• YOUR TASK: Below are the entries; state how many of their lines contain the string "สอนและผ", and nothing more.
┌─ DATA FOR THE TASK
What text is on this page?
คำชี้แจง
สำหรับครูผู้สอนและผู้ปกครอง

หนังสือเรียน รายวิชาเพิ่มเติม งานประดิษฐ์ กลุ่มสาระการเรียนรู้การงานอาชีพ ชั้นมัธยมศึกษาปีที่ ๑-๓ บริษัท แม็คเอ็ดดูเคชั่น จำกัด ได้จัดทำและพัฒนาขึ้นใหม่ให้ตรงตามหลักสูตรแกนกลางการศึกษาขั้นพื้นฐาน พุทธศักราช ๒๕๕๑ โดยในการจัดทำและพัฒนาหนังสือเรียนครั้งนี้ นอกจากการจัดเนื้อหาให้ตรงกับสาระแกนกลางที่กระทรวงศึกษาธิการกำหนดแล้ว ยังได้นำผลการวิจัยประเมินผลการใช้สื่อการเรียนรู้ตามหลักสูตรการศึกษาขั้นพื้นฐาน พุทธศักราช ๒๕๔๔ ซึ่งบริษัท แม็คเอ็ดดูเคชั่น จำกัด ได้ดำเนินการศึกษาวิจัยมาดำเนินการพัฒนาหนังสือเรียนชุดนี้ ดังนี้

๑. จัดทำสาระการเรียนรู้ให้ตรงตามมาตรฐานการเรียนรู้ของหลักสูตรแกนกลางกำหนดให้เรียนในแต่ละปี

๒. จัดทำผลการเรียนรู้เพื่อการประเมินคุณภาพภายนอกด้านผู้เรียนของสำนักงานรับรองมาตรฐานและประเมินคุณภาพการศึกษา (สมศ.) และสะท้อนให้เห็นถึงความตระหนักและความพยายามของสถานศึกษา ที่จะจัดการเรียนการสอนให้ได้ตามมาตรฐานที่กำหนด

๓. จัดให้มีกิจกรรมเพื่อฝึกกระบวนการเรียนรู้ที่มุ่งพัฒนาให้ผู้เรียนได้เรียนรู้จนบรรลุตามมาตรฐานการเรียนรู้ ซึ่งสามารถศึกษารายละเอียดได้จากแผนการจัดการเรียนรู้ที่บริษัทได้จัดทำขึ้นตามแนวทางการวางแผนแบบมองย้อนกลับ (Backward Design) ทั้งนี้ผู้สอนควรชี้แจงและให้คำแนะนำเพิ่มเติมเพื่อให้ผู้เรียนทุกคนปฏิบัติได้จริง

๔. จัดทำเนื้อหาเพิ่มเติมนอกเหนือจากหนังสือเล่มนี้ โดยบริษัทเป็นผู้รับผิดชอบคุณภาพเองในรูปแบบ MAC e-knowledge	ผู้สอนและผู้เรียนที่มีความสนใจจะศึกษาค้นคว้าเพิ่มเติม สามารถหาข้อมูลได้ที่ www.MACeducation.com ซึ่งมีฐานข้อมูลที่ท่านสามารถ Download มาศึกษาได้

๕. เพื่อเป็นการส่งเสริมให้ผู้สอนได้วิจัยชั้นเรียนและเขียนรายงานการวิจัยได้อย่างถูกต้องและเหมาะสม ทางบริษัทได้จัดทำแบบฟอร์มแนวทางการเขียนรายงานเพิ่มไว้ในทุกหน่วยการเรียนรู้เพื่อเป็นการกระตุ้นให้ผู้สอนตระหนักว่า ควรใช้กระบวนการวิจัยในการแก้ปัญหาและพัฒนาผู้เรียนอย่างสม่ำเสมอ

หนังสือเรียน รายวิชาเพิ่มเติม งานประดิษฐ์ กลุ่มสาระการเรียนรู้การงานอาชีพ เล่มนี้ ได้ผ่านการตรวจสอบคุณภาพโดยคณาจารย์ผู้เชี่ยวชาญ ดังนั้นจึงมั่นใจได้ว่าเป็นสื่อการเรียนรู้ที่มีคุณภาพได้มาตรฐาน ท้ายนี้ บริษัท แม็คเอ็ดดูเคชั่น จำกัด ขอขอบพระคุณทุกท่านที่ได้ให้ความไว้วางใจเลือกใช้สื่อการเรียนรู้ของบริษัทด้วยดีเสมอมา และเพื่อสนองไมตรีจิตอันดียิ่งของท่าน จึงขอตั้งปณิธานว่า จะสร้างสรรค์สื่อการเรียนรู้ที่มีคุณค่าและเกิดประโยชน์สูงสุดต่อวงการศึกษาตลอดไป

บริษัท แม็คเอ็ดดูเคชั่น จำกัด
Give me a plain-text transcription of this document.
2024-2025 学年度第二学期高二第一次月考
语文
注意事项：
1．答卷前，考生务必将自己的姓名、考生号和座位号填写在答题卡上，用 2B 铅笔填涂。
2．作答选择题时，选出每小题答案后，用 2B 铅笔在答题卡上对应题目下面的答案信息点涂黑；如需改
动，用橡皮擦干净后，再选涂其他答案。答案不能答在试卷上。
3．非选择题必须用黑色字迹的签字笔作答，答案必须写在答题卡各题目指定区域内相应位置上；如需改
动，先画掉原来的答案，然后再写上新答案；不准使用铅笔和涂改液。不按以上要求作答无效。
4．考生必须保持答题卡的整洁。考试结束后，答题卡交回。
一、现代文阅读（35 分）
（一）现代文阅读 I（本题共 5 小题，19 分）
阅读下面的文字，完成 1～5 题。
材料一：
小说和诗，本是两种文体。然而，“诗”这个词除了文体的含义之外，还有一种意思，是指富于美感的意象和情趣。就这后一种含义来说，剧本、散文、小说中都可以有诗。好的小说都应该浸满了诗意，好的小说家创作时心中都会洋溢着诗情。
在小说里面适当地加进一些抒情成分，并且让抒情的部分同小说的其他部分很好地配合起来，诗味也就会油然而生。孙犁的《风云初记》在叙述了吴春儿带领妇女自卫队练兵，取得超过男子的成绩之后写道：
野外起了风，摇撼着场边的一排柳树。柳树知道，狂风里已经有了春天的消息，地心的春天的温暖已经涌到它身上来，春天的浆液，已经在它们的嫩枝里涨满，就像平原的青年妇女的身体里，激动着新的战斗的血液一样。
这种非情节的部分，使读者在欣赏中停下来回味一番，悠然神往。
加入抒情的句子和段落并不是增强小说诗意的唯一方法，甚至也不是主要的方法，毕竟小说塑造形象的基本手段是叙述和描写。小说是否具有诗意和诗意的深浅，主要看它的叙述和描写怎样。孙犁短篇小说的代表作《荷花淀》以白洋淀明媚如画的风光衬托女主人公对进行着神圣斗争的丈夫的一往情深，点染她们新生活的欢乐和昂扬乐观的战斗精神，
└─
• ANSWER TO THIS PROBLEM: 2